◆ Goal of the exercise
All of the data that follows should be output again without any alteration.

◆ Page text entries

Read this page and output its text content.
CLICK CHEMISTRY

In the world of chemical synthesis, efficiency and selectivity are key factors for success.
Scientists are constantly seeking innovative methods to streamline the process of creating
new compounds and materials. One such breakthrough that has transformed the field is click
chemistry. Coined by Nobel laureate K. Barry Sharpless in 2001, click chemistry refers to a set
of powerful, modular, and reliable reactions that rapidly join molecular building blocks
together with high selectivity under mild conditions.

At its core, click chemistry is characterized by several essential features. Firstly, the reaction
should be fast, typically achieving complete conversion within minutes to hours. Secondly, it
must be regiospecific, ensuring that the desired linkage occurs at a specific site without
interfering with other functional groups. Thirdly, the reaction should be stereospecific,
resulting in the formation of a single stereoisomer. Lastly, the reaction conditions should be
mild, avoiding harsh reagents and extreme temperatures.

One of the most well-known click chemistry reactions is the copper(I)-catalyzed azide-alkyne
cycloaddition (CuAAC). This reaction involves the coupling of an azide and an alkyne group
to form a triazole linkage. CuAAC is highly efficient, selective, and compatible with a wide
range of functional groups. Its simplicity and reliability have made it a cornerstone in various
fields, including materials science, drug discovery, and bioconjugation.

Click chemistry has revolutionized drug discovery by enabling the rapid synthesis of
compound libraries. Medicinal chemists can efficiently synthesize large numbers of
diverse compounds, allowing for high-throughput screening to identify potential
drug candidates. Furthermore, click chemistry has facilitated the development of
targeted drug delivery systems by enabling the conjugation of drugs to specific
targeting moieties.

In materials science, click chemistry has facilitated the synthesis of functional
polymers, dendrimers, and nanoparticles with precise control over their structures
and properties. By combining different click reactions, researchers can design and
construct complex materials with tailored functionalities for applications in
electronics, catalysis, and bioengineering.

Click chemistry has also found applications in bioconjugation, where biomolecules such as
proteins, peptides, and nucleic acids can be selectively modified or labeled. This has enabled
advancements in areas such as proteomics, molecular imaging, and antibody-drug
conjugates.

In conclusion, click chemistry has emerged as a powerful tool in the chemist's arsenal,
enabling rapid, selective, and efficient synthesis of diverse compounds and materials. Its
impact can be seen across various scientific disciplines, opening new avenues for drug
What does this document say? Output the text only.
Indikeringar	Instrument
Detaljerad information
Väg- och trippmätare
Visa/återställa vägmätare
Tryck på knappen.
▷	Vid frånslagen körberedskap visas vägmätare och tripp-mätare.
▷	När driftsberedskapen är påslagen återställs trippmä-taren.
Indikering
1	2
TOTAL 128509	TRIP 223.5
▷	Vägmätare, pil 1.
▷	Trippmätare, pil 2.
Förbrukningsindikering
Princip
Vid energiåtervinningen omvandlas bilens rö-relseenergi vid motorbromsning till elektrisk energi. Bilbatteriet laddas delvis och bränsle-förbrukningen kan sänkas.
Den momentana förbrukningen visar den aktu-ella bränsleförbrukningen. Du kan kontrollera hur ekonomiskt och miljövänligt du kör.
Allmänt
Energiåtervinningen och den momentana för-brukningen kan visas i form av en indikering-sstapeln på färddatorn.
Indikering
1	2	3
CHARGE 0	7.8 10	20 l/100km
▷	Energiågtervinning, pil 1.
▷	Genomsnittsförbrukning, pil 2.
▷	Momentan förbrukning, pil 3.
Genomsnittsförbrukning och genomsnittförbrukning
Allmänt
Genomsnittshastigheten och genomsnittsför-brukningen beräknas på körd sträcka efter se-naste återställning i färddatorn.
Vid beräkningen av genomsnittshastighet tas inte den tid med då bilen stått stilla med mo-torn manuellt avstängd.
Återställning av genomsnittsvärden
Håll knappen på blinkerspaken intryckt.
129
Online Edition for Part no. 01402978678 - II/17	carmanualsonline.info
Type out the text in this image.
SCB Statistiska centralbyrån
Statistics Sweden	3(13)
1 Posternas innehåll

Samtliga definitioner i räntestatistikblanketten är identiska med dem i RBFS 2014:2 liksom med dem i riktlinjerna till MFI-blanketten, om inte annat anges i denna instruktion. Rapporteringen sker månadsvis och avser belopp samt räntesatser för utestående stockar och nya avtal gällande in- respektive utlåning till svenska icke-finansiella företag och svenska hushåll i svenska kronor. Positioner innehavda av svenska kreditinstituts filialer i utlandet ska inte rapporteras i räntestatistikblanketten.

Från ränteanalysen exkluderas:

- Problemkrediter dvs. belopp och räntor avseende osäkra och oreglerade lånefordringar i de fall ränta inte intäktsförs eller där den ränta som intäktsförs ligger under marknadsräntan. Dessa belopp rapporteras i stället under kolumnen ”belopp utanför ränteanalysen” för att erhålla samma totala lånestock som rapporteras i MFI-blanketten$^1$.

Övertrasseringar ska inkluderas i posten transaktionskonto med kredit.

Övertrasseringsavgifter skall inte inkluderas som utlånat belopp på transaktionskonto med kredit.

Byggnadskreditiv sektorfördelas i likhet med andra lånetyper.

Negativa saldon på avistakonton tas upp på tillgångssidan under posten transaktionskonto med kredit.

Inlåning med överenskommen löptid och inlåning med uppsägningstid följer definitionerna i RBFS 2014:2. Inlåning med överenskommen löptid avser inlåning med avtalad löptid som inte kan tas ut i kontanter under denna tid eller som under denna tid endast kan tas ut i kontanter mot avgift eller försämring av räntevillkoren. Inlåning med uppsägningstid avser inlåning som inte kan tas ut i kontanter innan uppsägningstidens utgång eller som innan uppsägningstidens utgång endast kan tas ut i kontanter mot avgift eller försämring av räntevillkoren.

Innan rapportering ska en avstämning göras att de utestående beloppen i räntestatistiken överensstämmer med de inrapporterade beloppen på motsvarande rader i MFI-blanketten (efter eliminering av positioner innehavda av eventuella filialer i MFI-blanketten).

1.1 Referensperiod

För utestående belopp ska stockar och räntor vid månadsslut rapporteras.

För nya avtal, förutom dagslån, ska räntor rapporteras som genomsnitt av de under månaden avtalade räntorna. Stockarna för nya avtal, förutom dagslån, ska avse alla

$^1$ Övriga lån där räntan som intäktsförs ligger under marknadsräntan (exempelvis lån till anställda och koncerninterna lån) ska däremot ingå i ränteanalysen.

◆ Solution
Read this page and output its text content.
CLICK CHEMISTRY

In the world of chemical synthesis, efficiency and selectivity are key factors for success.
Scientists are constantly seeking innovative methods to streamline the process of creating
new compounds and materials. One such breakthrough that has transformed the field is click
chemistry. Coined by Nobel laureate K. Barry Sharpless in 2001, click chemistry refers to a set
of powerful, modular, and reliable reactions that rapidly join molecular building blocks
together with high selectivity under mild conditions.

At its core, click chemistry is characterized by several essential features. Firstly, the reaction
should be fast, typically achieving complete conversion within minutes to hours. Secondly, it
must be regiospecific, ensuring that the desired linkage occurs at a specific site without
interfering with other functional groups. Thirdly, the reaction should be stereospecific,
resulting in the formation of a single stereoisomer. Lastly, the reaction conditions should be
mild, avoiding harsh reagents and extreme temperatures.

One of the most well-known click chemistry reactions is the copper(I)-catalyzed azide-alkyne
cycloaddition (CuAAC). This reaction involves the coupling of an azide and an alkyne group
to form a triazole linkage. CuAAC is highly efficient, selective, and compatible with a wide
range of functional groups. Its simplicity and reliability have made it a cornerstone in various
fields, including materials science, drug discovery, and bioconjugation.

Click chemistry has revolutionized drug discovery by enabling the rapid synthesis of
compound libraries. Medicinal chemists can efficiently synthesize large numbers of
diverse compounds, allowing for high-throughput screening to identify potential
drug candidates. Furthermore, click chemistry has facilitated the development of
targeted drug delivery systems by enabling the conjugation of drugs to specific
targeting moieties.

In materials science, click chemistry has facilitated the synthesis of functional
polymers, dendrimers, and nanoparticles with precise control over their structures
and properties. By combining different click reactions, researchers can design and
construct complex materials with tailored functionalities for applications in
electronics, catalysis, and bioengineering.

Click chemistry has also found applications in bioconjugation, where biomolecules such as
proteins, peptides, and nucleic acids can be selectively modified or labeled. This has enabled
advancements in areas such as proteomics, molecular imaging, and antibody-drug
conjugates.

In conclusion, click chemistry has emerged as a powerful tool in the chemist's arsenal,
enabling rapid, selective, and efficient synthesis of diverse compounds and materials. Its
impact can be seen across various scientific disciplines, opening new avenues for drug
What does this document say? Output the text only.
Indikeringar	Instrument
Detaljerad information
Väg- och trippmätare
Visa/återställa vägmätare
Tryck på knappen.
▷	Vid frånslagen körberedskap visas vägmätare och tripp-mätare.
▷	När driftsberedskapen är påslagen återställs trippmä-taren.
Indikering
1	2
TOTAL 128509	TRIP 223.5
▷	Vägmätare, pil 1.
▷	Trippmätare, pil 2.
Förbrukningsindikering
Princip
Vid energiåtervinningen omvandlas bilens rö-relseenergi vid motorbromsning till elektrisk energi. Bilbatteriet laddas delvis och bränsle-förbrukningen kan sänkas.
Den momentana förbrukningen visar den aktu-ella bränsleförbrukningen. Du kan kontrollera hur ekonomiskt och miljövänligt du kör.
Allmänt
Energiåtervinningen och den momentana för-brukningen kan visas i form av en indikering-sstapeln på färddatorn.
Indikering
1	2	3
CHARGE 0	7.8 10	20 l/100km
▷	Energiågtervinning, pil 1.
▷	Genomsnittsförbrukning, pil 2.
▷	Momentan förbrukning, pil 3.
Genomsnittsförbrukning och genomsnittförbrukning
Allmänt
Genomsnittshastigheten och genomsnittsför-brukningen beräknas på körd sträcka efter se-naste återställning i färddatorn.
Vid beräkningen av genomsnittshastighet tas inte den tid med då bilen stått stilla med mo-torn manuellt avstängd.
Återställning av genomsnittsvärden
Håll knappen på blinkerspaken intryckt.
129
Online Edition for Part no. 01402978678 - II/17	carmanualsonline.info
Type out the text in this image.
SCB Statistiska centralbyrån
Statistics Sweden	3(13)
1 Posternas innehåll

Samtliga definitioner i räntestatistikblanketten är identiska med dem i RBFS 2014:2 liksom med dem i riktlinjerna till MFI-blanketten, om inte annat anges i denna instruktion. Rapporteringen sker månadsvis och avser belopp samt räntesatser för utestående stockar och nya avtal gällande in- respektive utlåning till svenska icke-finansiella företag och svenska hushåll i svenska kronor. Positioner innehavda av svenska kreditinstituts filialer i utlandet ska inte rapporteras i räntestatistikblanketten.

Från ränteanalysen exkluderas:

- Problemkrediter dvs. belopp och räntor avseende osäkra och oreglerade lånefordringar i de fall ränta inte intäktsförs eller där den ränta som intäktsförs ligger under marknadsräntan. Dessa belopp rapporteras i stället under kolumnen ”belopp utanför ränteanalysen” för att erhålla samma totala lånestock som rapporteras i MFI-blanketten$^1$.

Övertrasseringar ska inkluderas i posten transaktionskonto med kredit.

Övertrasseringsavgifter skall inte inkluderas som utlånat belopp på transaktionskonto med kredit.

Byggnadskreditiv sektorfördelas i likhet med andra lånetyper.

Negativa saldon på avistakonton tas upp på tillgångssidan under posten transaktionskonto med kredit.

Inlåning med överenskommen löptid och inlåning med uppsägningstid följer definitionerna i RBFS 2014:2. Inlåning med överenskommen löptid avser inlåning med avtalad löptid som inte kan tas ut i kontanter under denna tid eller som under denna tid endast kan tas ut i kontanter mot avgift eller försämring av räntevillkoren. Inlåning med uppsägningstid avser inlåning som inte kan tas ut i kontanter innan uppsägningstidens utgång eller som innan uppsägningstidens utgång endast kan tas ut i kontanter mot avgift eller försämring av räntevillkoren.

Innan rapportering ska en avstämning göras att de utestående beloppen i räntestatistiken överensstämmer med de inrapporterade beloppen på motsvarande rader i MFI-blanketten (efter eliminering av positioner innehavda av eventuella filialer i MFI-blanketten).

1.1 Referensperiod

För utestående belopp ska stockar och räntor vid månadsslut rapporteras.

För nya avtal, förutom dagslån, ska räntor rapporteras som genomsnitt av de under månaden avtalade räntorna. Stockarna för nya avtal, förutom dagslån, ska avse alla

$^1$ Övriga lån där räntan som intäktsförs ligger under marknadsräntan (exempelvis lån till anställda och koncerninterna lån) ska däremot ingå i ränteanalysen.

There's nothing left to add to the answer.